# EXERCISE DIRECTIONS:
Copy all lines that contain the word "Press".

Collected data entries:
>> start

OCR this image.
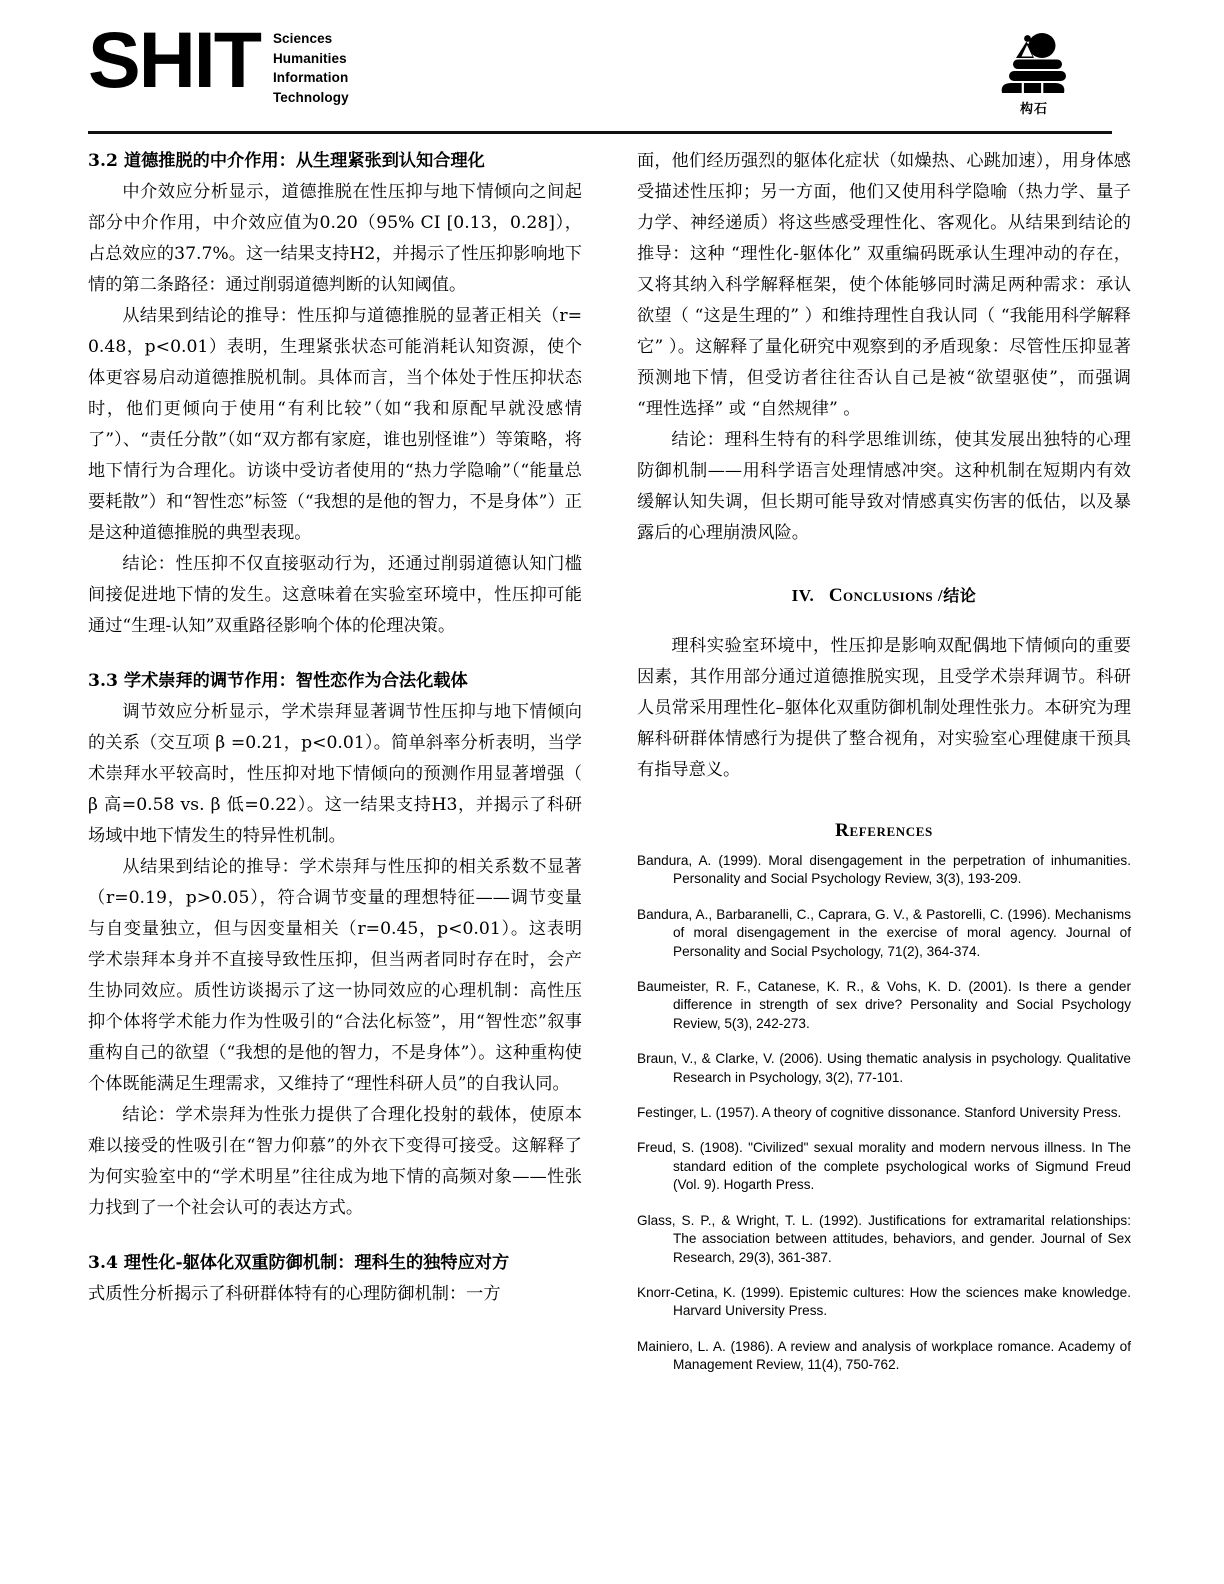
SHIT Sciences
Humanities
Information
Technology
构石
3.2 道德推脱的中介作用：从生理紧张到认知合理化

中介效应分析显示，道德推脱在性压抑与地下情倾向之间起部分中介作用，中介效应值为0.20（95% CI [0.13，0.28]），占总效应的37.7%。这一结果支持H2，并揭示了性压抑影响地下情的第二条路径：通过削弱道德判断的认知阈值。

从结果到结论的推导：性压抑与道德推脱的显著正相关（r=0.48，p<0.01）表明，生理紧张状态可能消耗认知资源，使个体更容易启动道德推脱机制。具体而言，当个体处于性压抑状态时，他们更倾向于使用“有利比较”（如“我和原配早就没感情了”）、“责任分散”（如“双方都有家庭，谁也别怪谁”）等策略，将地下情行为合理化。访谈中受访者使用的“热力学隐喻”（“能量总要耗散”）和“智性恋”标签（“我想的是他的智力，不是身体”）正是这种道德推脱的典型表现。

结论：性压抑不仅直接驱动行为，还通过削弱道德认知门槛间接促进地下情的发生。这意味着在实验室环境中，性压抑可能通过“生理-认知”双重路径影响个体的伦理决策。

3.3 学术崇拜的调节作用：智性恋作为合法化载体

调节效应分析显示，学术崇拜显著调节性压抑与地下情倾向的关系（交互项 β =0.21，p<0.01）。简单斜率分析表明，当学术崇拜水平较高时，性压抑对地下情倾向的预测作用显著增强（ β 高=0.58 vs. β 低=0.22）。这一结果支持H3，并揭示了科研场域中地下情发生的特异性机制。

从结果到结论的推导：学术崇拜与性压抑的相关系数不显著（r=0.19，p>0.05），符合调节变量的理想特征——调节变量与自变量独立，但与因变量相关（r=0.45，p<0.01）。这表明学术崇拜本身并不直接导致性压抑，但当两者同时存在时，会产生协同效应。质性访谈揭示了这一协同效应的心理机制：高性压抑个体将学术能力作为性吸引的“合法化标签”，用“智性恋”叙事重构自己的欲望（“我想的是他的智力，不是身体”）。这种重构使个体既能满足生理需求，又维持了“理性科研人员”的自我认同。

结论：学术崇拜为性张力提供了合理化投射的载体，使原本难以接受的性吸引在“智力仰慕”的外衣下变得可接受。这解释了为何实验室中的“学术明星”往往成为地下情的高频对象——性张力找到了一个社会认可的表达方式。

3.4 理性化-躯体化双重防御机制：理科生的独特应对方

式质性分析揭示了科研群体特有的心理防御机制：一方

面，他们经历强烈的躯体化症状（如燥热、心跳加速），用身体感受描述性压抑；另一方面，他们又使用科学隐喻（热力学、量子力学、神经递质）将这些感受理性化、客观化。从结果到结论的推导：这种 “理性化-躯体化” 双重编码既承认生理冲动的存在，又将其纳入科学解释框架，使个体能够同时满足两种需求：承认欲望（ “这是生理的” ）和维持理性自我认同（ “我能用科学解释它” ）。这解释了量化研究中观察到的矛盾现象：尽管性压抑显著预测地下情，但受访者往往否认自己是被“欲望驱使”，而强调 “理性选择” 或 “自然规律” 。

结论：理科生特有的科学思维训练，使其发展出独特的心理防御机制——用科学语言处理情感冲突。这种机制在短期内有效缓解认知失调，但长期可能导致对情感真实伤害的低估，以及暴露后的心理崩溃风险。

IV. Conclusions /结论

理科实验室环境中，性压抑是影响双配偶地下情倾向的重要因素，其作用部分通过道德推脱实现，且受学术崇拜调节。科研人员常采用理性化–躯体化双重防御机制处理性张力。本研究为理解科研群体情感行为提供了整合视角，对实验室心理健康干预具有指导意义。

References
Bandura, A. (1999). Moral disengagement in the perpetration of inhumanities. Personality and Social Psychology Review, 3(3), 193-209.
Bandura, A., Barbaranelli, C., Caprara, G. V., & Pastorelli, C. (1996). Mechanisms of moral disengagement in the exercise of moral agency. Journal of Personality and Social Psychology, 71(2), 364-374.
Baumeister, R. F., Catanese, K. R., & Vohs, K. D. (2001). Is there a gender difference in strength of sex drive? Personality and Social Psychology Review, 5(3), 242-273.
Braun, V., & Clarke, V. (2006). Using thematic analysis in psychology. Qualitative Research in Psychology, 3(2), 77-101.
Festinger, L. (1957). A theory of cognitive dissonance. Stanford University Press.
Freud, S. (1908). "Civilized" sexual morality and modern nervous illness. In The standard edition of the complete psychological works of Sigmund Freud (Vol. 9). Hogarth Press.
Glass, S. P., & Wright, T. L. (1992). Justifications for extramarital relationships: The association between attitudes, behaviors, and gender. Journal of Sex Research, 29(3), 361-387.
Knorr-Cetina, K. (1999). Epistemic cultures: How the sciences make knowledge. Harvard University Press.
Mainiero, L. A. (1986). A review and analysis of workplace romance. Academy of Management Review, 11(4), 750-762.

>> end

# ANSWER TO THIS PROBLEM:
Festinger, L. (1957). A theory of cognitive dissonance. Stanford University Press.
Freud, S. (1908). "Civilized" sexual morality and modern nervous illness. In The standard edition of the complete psychological works of Sigmund Freud (Vol. 9). Hogarth Press.
Knorr-Cetina, K. (1999). Epistemic cultures: How the sciences make knowledge. Harvard University Press.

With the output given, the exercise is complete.